• _GIVEN INSTRUCTION_:
Filter this material down to the lines that hold "What", copying each one.

• _Stored data entries_:
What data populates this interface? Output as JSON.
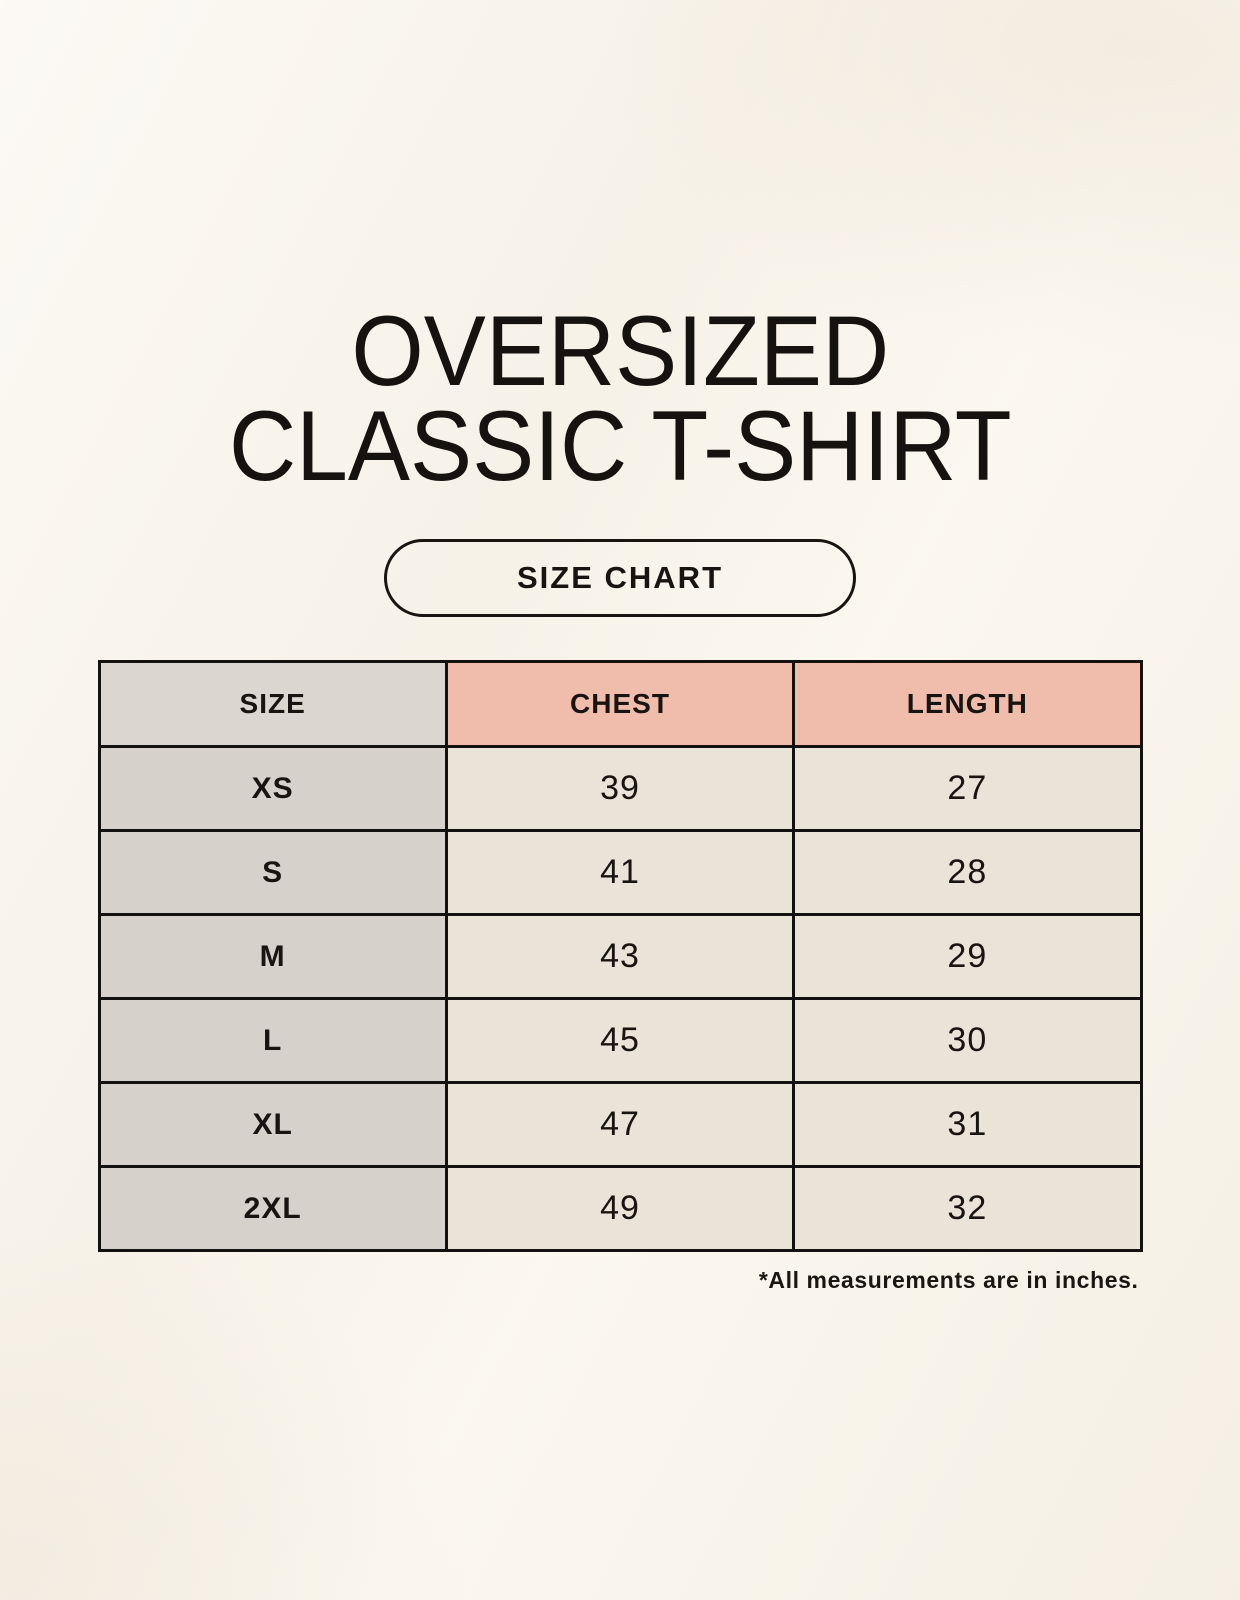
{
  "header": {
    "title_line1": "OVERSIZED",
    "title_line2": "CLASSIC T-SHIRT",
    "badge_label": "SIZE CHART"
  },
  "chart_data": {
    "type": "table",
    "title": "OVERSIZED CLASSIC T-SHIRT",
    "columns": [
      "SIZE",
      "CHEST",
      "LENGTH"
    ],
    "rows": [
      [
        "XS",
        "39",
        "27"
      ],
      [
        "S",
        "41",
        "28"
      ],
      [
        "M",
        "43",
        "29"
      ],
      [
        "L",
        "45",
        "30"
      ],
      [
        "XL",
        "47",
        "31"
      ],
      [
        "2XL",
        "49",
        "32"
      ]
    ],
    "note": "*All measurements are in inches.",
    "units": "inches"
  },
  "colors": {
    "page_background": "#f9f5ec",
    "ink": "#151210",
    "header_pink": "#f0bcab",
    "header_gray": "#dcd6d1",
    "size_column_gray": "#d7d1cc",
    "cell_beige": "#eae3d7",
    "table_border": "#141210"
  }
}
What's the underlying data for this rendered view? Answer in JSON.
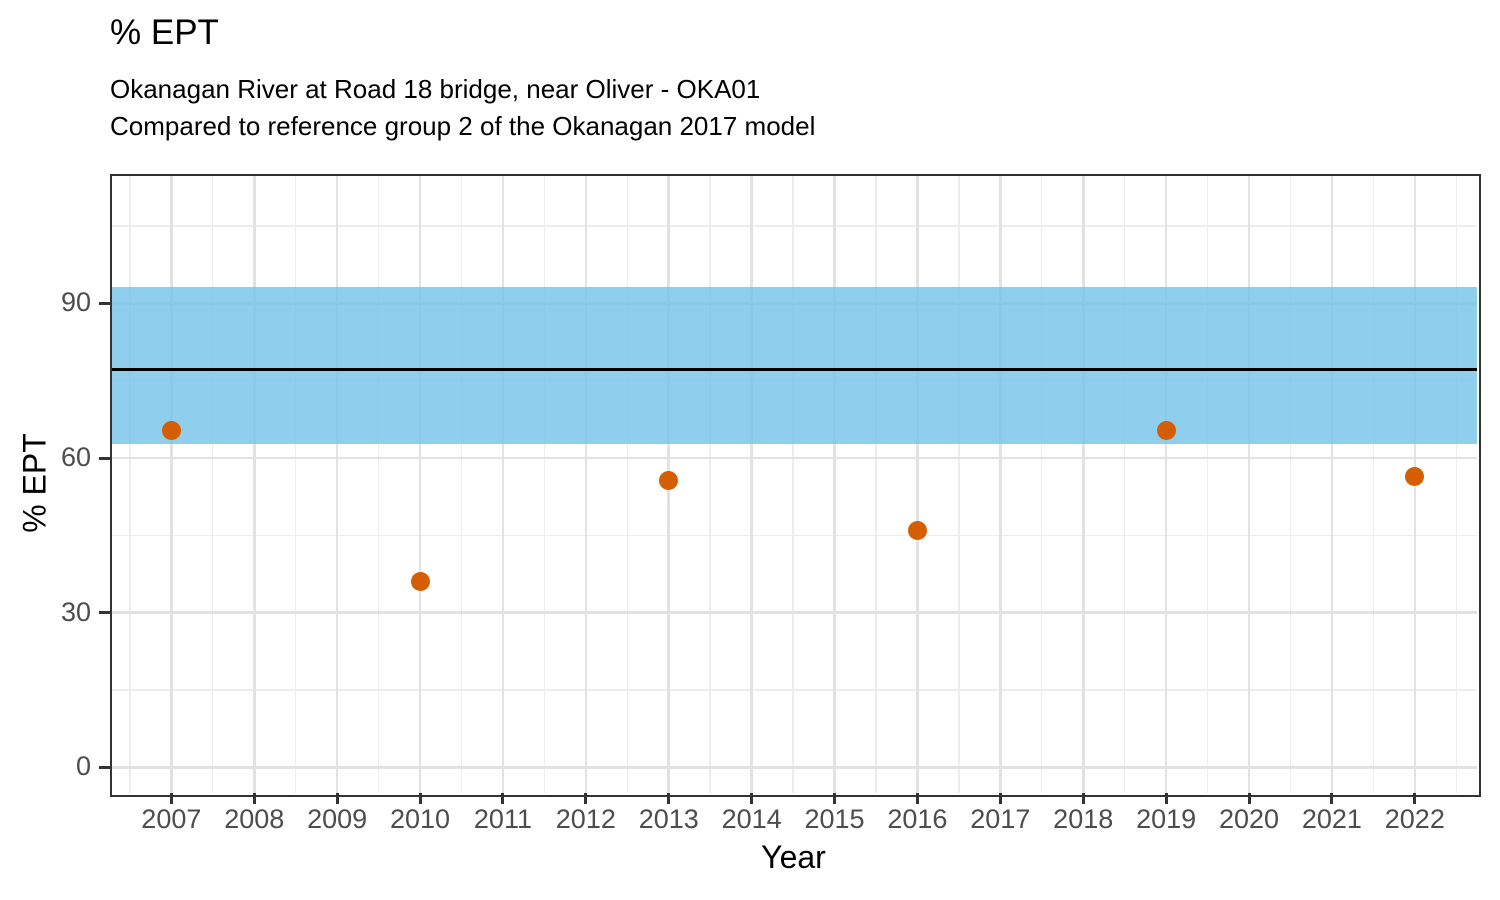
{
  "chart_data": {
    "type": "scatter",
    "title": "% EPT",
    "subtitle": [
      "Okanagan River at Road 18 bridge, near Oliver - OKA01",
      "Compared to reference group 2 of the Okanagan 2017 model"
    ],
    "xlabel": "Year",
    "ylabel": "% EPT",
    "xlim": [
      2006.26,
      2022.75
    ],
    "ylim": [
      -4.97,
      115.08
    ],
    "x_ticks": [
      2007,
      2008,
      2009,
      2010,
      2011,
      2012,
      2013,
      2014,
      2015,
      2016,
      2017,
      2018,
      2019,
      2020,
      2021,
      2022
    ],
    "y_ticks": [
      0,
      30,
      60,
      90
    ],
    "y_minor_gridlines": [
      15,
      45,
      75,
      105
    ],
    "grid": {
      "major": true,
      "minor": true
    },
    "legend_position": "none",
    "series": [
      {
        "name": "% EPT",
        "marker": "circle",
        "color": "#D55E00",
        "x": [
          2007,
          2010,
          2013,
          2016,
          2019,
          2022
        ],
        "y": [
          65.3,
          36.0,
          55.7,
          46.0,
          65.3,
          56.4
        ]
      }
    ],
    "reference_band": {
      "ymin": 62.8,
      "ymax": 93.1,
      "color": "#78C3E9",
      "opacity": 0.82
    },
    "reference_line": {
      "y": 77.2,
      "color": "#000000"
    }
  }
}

• _RESULT_:
What data populates this interface? Output as JSON.
What's the underlying data for this rendered view? Answer in JSON.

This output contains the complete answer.